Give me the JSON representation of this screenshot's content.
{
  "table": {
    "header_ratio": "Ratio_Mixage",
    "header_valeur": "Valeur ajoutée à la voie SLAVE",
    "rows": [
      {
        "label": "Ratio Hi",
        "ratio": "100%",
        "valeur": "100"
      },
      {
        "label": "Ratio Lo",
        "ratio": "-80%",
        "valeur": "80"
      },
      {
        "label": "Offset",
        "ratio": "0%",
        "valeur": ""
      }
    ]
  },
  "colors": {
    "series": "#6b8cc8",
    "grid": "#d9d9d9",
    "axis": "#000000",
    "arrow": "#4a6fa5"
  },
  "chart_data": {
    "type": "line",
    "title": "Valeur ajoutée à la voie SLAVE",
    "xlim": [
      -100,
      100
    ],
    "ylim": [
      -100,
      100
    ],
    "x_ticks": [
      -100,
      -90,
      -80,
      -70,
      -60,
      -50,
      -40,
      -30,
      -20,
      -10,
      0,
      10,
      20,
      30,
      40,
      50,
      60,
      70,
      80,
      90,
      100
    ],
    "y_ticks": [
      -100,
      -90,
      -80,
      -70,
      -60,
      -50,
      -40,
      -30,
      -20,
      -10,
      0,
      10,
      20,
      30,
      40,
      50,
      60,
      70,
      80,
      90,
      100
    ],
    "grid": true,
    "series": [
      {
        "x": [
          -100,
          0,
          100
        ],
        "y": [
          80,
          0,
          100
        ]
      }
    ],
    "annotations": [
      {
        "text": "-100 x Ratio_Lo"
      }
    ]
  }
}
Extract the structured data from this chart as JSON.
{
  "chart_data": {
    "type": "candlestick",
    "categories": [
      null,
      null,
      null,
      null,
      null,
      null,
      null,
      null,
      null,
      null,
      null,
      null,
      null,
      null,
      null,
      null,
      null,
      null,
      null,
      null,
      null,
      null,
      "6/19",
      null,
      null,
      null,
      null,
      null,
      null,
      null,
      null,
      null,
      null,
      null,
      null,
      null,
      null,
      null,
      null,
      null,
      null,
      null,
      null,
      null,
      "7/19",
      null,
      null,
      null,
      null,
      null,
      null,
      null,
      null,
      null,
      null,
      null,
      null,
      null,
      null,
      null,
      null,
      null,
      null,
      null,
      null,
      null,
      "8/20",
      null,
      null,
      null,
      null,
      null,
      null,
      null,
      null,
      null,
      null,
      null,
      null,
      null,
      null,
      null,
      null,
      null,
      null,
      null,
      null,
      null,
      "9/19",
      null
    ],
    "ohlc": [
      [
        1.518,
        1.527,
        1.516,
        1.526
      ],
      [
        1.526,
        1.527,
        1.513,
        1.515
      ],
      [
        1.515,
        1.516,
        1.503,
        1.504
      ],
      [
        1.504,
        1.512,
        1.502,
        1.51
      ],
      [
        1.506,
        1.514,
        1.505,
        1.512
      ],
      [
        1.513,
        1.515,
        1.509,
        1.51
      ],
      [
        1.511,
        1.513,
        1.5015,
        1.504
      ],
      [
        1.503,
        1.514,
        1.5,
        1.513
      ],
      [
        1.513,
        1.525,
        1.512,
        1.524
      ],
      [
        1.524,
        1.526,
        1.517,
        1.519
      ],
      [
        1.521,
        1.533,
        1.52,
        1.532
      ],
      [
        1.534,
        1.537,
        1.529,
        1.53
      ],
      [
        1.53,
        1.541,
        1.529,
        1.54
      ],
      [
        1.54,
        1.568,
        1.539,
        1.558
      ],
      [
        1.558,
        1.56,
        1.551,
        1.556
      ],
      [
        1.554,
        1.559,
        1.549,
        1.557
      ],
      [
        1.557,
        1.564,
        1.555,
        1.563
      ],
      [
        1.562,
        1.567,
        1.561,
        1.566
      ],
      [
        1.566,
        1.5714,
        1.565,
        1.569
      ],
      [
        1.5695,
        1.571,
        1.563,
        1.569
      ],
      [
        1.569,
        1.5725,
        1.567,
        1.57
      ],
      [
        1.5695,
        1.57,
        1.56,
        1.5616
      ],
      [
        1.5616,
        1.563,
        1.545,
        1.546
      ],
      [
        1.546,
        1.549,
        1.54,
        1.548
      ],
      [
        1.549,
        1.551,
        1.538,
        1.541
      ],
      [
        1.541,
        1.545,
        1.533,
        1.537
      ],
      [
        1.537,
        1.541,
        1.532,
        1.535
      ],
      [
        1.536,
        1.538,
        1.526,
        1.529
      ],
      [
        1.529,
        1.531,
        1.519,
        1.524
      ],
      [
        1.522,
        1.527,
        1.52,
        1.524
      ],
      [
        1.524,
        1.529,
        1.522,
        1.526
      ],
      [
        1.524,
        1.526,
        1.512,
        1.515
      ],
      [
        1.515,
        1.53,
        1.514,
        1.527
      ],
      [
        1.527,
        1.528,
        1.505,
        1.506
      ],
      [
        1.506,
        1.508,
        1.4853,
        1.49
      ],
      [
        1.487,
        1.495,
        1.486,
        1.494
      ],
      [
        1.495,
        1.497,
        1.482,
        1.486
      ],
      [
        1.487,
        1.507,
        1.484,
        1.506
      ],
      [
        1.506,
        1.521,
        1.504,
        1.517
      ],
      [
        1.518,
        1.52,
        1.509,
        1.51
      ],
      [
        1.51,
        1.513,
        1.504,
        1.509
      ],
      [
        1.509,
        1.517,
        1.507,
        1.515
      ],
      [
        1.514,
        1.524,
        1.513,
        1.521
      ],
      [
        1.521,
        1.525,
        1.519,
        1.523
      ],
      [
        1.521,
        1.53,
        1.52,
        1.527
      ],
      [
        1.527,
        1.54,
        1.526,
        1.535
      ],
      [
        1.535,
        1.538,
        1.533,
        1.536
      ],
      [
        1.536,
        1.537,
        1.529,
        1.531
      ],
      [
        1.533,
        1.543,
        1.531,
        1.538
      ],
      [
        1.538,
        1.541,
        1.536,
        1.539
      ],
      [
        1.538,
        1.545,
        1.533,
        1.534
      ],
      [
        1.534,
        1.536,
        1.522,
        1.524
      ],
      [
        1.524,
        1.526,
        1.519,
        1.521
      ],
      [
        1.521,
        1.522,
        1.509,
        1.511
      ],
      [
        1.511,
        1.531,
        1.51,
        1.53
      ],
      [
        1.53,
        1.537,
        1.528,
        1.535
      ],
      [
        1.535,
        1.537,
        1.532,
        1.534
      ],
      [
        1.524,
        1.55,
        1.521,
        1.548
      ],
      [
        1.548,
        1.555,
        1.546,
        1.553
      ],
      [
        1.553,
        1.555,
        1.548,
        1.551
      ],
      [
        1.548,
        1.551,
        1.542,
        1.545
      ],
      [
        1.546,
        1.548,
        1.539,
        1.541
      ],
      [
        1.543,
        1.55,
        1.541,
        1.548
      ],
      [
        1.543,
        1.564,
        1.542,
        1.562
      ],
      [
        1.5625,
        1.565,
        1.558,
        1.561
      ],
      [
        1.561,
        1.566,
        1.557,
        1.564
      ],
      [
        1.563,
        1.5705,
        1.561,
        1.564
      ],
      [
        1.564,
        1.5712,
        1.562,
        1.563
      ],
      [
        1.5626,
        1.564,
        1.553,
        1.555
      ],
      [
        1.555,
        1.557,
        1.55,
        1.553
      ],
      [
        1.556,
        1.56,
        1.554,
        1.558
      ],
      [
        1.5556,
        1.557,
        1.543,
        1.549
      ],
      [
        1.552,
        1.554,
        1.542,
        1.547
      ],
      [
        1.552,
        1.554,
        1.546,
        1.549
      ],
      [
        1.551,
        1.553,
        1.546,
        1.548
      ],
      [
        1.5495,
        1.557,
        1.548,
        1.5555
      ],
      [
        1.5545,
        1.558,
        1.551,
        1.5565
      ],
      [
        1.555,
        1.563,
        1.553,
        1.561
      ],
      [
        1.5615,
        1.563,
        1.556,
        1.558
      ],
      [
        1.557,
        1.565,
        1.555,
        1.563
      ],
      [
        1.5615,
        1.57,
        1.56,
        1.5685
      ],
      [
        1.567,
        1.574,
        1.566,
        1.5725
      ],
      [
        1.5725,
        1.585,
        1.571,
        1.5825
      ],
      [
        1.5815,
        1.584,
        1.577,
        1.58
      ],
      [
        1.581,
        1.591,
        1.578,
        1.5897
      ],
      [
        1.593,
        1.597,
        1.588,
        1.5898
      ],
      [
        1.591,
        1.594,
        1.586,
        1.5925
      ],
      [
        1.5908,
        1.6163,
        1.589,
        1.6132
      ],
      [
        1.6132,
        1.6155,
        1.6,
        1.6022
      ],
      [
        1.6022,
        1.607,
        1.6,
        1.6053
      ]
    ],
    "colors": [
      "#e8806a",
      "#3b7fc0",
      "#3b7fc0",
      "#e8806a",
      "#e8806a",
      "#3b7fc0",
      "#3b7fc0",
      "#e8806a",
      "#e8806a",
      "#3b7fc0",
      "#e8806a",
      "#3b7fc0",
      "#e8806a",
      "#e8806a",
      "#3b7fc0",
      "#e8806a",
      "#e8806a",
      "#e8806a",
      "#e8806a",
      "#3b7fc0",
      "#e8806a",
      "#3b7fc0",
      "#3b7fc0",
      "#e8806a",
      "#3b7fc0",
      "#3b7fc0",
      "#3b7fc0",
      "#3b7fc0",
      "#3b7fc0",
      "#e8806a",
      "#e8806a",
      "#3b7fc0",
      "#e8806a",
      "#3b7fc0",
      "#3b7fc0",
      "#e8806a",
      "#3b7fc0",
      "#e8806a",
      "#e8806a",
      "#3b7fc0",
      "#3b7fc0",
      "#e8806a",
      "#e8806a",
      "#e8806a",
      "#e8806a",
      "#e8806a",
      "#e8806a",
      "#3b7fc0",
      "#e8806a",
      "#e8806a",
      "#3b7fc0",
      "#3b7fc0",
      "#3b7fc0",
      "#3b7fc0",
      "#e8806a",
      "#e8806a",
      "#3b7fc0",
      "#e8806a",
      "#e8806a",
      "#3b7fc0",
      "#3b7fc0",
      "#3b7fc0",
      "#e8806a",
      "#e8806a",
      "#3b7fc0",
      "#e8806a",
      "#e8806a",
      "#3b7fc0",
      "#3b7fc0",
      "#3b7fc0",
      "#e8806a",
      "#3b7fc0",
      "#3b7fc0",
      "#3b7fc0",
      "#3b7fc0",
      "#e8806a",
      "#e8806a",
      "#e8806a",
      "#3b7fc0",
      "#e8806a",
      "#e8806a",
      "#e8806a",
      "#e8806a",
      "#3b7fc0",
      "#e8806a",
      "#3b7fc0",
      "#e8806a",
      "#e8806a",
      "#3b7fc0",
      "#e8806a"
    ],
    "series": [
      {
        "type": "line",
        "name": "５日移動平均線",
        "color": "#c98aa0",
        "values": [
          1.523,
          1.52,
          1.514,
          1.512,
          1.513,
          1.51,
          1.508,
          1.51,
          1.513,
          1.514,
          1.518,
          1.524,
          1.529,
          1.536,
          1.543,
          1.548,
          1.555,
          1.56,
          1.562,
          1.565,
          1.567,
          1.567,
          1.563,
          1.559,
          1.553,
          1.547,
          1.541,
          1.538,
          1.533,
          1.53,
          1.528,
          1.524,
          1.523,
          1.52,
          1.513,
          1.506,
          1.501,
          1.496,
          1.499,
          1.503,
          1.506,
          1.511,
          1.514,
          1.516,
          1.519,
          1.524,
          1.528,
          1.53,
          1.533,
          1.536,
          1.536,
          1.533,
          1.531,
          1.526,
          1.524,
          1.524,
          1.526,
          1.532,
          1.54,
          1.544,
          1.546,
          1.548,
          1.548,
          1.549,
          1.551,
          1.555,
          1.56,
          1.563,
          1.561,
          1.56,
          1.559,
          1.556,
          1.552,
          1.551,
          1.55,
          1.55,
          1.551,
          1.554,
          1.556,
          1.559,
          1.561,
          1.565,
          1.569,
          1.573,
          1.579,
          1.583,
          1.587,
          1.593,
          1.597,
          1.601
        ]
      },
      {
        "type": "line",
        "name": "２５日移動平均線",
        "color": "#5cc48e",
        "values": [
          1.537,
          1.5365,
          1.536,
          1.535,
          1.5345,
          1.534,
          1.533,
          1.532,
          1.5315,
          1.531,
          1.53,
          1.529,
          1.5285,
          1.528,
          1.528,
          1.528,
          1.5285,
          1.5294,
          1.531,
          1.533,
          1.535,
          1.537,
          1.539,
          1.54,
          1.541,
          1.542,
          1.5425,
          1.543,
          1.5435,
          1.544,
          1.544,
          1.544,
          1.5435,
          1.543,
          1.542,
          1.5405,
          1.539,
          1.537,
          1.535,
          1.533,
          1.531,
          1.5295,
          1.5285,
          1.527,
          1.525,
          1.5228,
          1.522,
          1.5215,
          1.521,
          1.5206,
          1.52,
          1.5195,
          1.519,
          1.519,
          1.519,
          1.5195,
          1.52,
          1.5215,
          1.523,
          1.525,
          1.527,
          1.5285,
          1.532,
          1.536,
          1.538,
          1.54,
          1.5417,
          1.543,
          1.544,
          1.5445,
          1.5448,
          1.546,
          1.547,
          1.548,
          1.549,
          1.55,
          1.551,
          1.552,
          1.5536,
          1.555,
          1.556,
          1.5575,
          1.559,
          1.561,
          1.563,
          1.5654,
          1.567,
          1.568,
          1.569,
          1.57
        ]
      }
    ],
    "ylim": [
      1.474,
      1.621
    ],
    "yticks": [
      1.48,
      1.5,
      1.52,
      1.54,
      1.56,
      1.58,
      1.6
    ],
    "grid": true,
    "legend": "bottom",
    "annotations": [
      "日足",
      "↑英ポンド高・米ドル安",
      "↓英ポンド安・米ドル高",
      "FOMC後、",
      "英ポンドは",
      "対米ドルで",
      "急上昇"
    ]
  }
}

##############################

## Task goal
Which lines contain the word "ajoutée"? Copy each of them.

## Answer to this exercise
    "header_valeur": "Valeur ajoutée à la voie SLAVE",
    "title": "Valeur ajoutée à la voie SLAVE",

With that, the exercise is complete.